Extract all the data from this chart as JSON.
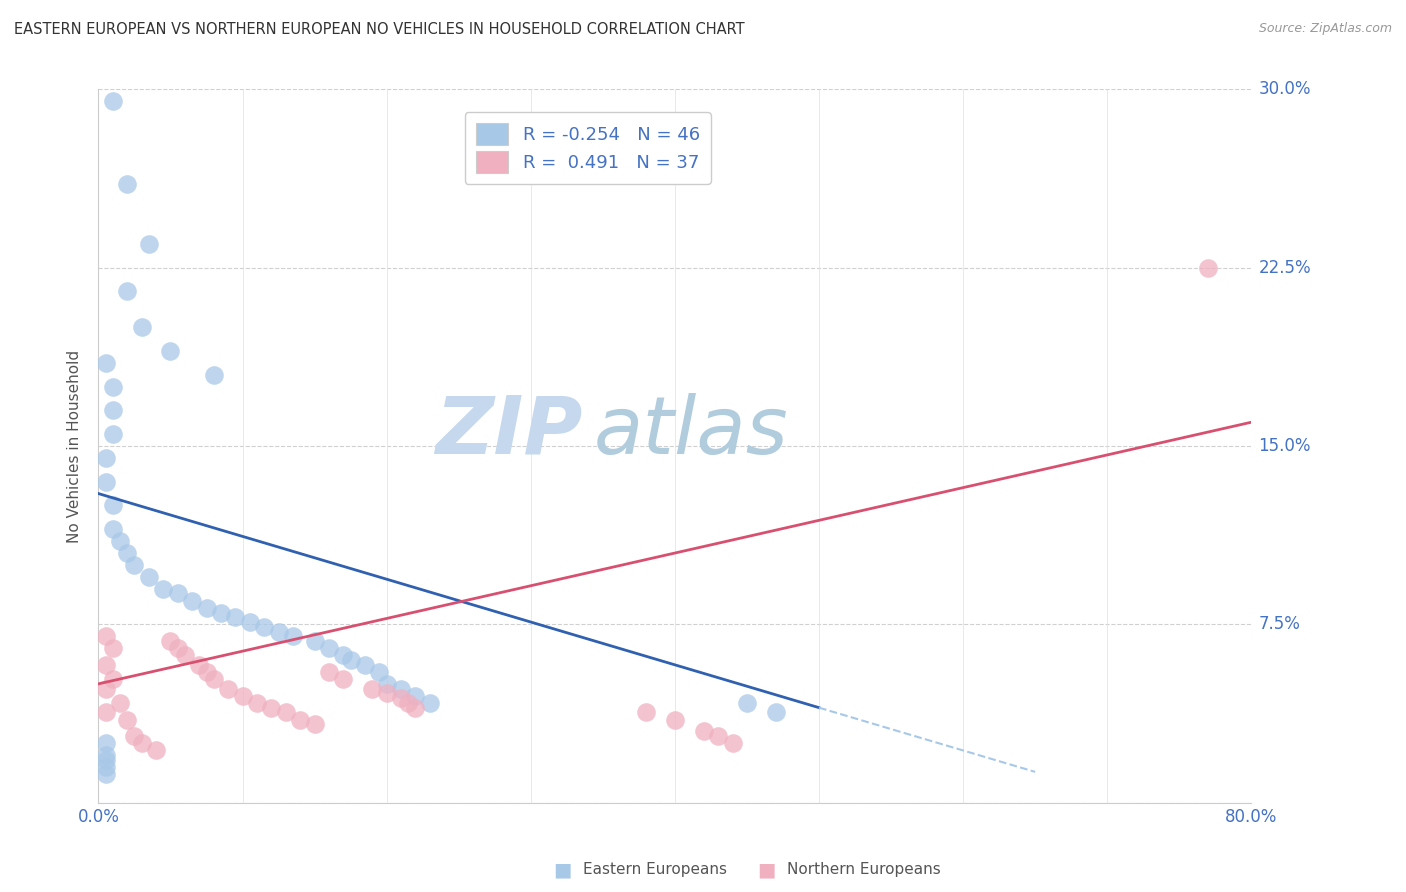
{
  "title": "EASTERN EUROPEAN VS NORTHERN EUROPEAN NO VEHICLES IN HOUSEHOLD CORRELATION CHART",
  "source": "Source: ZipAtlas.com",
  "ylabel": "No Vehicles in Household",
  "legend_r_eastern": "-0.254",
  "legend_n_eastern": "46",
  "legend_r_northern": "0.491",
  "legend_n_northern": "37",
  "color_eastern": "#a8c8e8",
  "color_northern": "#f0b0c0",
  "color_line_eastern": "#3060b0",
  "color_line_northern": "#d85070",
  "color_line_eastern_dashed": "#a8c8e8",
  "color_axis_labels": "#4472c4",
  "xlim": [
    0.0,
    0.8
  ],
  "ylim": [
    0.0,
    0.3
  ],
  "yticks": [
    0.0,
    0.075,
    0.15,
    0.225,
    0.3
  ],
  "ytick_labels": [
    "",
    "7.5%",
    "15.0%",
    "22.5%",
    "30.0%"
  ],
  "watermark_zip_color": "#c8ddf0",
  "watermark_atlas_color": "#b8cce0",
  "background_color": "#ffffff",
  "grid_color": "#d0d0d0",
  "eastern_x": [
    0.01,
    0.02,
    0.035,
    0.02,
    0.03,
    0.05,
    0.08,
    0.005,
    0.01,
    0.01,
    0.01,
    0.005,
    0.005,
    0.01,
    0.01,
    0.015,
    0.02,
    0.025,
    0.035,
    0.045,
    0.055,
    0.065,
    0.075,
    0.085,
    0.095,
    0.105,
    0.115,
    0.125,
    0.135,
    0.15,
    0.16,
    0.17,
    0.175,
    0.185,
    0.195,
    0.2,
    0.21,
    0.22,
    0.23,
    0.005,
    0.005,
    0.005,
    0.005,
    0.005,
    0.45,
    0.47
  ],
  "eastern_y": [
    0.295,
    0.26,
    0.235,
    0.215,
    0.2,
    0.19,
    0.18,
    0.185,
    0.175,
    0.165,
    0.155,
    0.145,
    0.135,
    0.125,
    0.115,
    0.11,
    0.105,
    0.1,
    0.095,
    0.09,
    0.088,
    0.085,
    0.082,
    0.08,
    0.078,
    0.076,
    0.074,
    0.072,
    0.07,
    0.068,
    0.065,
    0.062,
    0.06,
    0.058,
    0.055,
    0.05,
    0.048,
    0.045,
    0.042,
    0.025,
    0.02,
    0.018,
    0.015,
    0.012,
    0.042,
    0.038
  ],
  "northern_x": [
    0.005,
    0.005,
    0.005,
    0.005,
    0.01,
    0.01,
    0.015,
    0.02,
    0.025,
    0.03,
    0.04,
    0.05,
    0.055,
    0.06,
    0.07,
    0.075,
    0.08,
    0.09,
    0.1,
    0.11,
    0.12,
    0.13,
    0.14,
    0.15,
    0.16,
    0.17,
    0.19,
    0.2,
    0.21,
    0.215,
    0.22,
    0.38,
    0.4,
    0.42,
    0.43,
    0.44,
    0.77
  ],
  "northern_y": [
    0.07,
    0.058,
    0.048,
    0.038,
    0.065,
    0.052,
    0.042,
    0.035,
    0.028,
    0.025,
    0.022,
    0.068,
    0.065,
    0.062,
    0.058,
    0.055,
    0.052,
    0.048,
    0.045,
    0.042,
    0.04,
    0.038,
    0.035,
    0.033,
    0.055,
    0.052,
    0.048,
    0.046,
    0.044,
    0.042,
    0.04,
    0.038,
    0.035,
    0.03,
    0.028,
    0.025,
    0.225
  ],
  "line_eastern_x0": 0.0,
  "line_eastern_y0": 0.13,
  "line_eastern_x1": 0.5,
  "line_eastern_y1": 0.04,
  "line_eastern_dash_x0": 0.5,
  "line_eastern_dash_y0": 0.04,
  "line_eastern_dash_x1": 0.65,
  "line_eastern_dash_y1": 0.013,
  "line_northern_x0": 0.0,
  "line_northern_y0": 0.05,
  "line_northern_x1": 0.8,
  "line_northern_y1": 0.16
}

* _SET PROBLEM_:
Quote the records in full and exactly; skip any image.

* _EXERCISE RESULT_:
Extract all the data from this chart as JSON.
{
  "title": "EASTERN EUROPEAN VS NORTHERN EUROPEAN NO VEHICLES IN HOUSEHOLD CORRELATION CHART",
  "source": "Source: ZipAtlas.com",
  "ylabel": "No Vehicles in Household",
  "legend_r_eastern": "-0.254",
  "legend_n_eastern": "46",
  "legend_r_northern": "0.491",
  "legend_n_northern": "37",
  "color_eastern": "#a8c8e8",
  "color_northern": "#f0b0c0",
  "color_line_eastern": "#3060b0",
  "color_line_northern": "#d85070",
  "color_line_eastern_dashed": "#a8c8e8",
  "color_axis_labels": "#4472c4",
  "xlim": [
    0.0,
    0.8
  ],
  "ylim": [
    0.0,
    0.3
  ],
  "yticks": [
    0.0,
    0.075,
    0.15,
    0.225,
    0.3
  ],
  "ytick_labels": [
    "",
    "7.5%",
    "15.0%",
    "22.5%",
    "30.0%"
  ],
  "watermark_zip_color": "#c8ddf0",
  "watermark_atlas_color": "#b8cce0",
  "background_color": "#ffffff",
  "grid_color": "#d0d0d0",
  "eastern_x": [
    0.01,
    0.02,
    0.035,
    0.02,
    0.03,
    0.05,
    0.08,
    0.005,
    0.01,
    0.01,
    0.01,
    0.005,
    0.005,
    0.01,
    0.01,
    0.015,
    0.02,
    0.025,
    0.035,
    0.045,
    0.055,
    0.065,
    0.075,
    0.085,
    0.095,
    0.105,
    0.115,
    0.125,
    0.135,
    0.15,
    0.16,
    0.17,
    0.175,
    0.185,
    0.195,
    0.2,
    0.21,
    0.22,
    0.23,
    0.005,
    0.005,
    0.005,
    0.005,
    0.005,
    0.45,
    0.47
  ],
  "eastern_y": [
    0.295,
    0.26,
    0.235,
    0.215,
    0.2,
    0.19,
    0.18,
    0.185,
    0.175,
    0.165,
    0.155,
    0.145,
    0.135,
    0.125,
    0.115,
    0.11,
    0.105,
    0.1,
    0.095,
    0.09,
    0.088,
    0.085,
    0.082,
    0.08,
    0.078,
    0.076,
    0.074,
    0.072,
    0.07,
    0.068,
    0.065,
    0.062,
    0.06,
    0.058,
    0.055,
    0.05,
    0.048,
    0.045,
    0.042,
    0.025,
    0.02,
    0.018,
    0.015,
    0.012,
    0.042,
    0.038
  ],
  "northern_x": [
    0.005,
    0.005,
    0.005,
    0.005,
    0.01,
    0.01,
    0.015,
    0.02,
    0.025,
    0.03,
    0.04,
    0.05,
    0.055,
    0.06,
    0.07,
    0.075,
    0.08,
    0.09,
    0.1,
    0.11,
    0.12,
    0.13,
    0.14,
    0.15,
    0.16,
    0.17,
    0.19,
    0.2,
    0.21,
    0.215,
    0.22,
    0.38,
    0.4,
    0.42,
    0.43,
    0.44,
    0.77
  ],
  "northern_y": [
    0.07,
    0.058,
    0.048,
    0.038,
    0.065,
    0.052,
    0.042,
    0.035,
    0.028,
    0.025,
    0.022,
    0.068,
    0.065,
    0.062,
    0.058,
    0.055,
    0.052,
    0.048,
    0.045,
    0.042,
    0.04,
    0.038,
    0.035,
    0.033,
    0.055,
    0.052,
    0.048,
    0.046,
    0.044,
    0.042,
    0.04,
    0.038,
    0.035,
    0.03,
    0.028,
    0.025,
    0.225
  ],
  "line_eastern_x0": 0.0,
  "line_eastern_y0": 0.13,
  "line_eastern_x1": 0.5,
  "line_eastern_y1": 0.04,
  "line_eastern_dash_x0": 0.5,
  "line_eastern_dash_y0": 0.04,
  "line_eastern_dash_x1": 0.65,
  "line_eastern_dash_y1": 0.013,
  "line_northern_x0": 0.0,
  "line_northern_y0": 0.05,
  "line_northern_x1": 0.8,
  "line_northern_y1": 0.16
}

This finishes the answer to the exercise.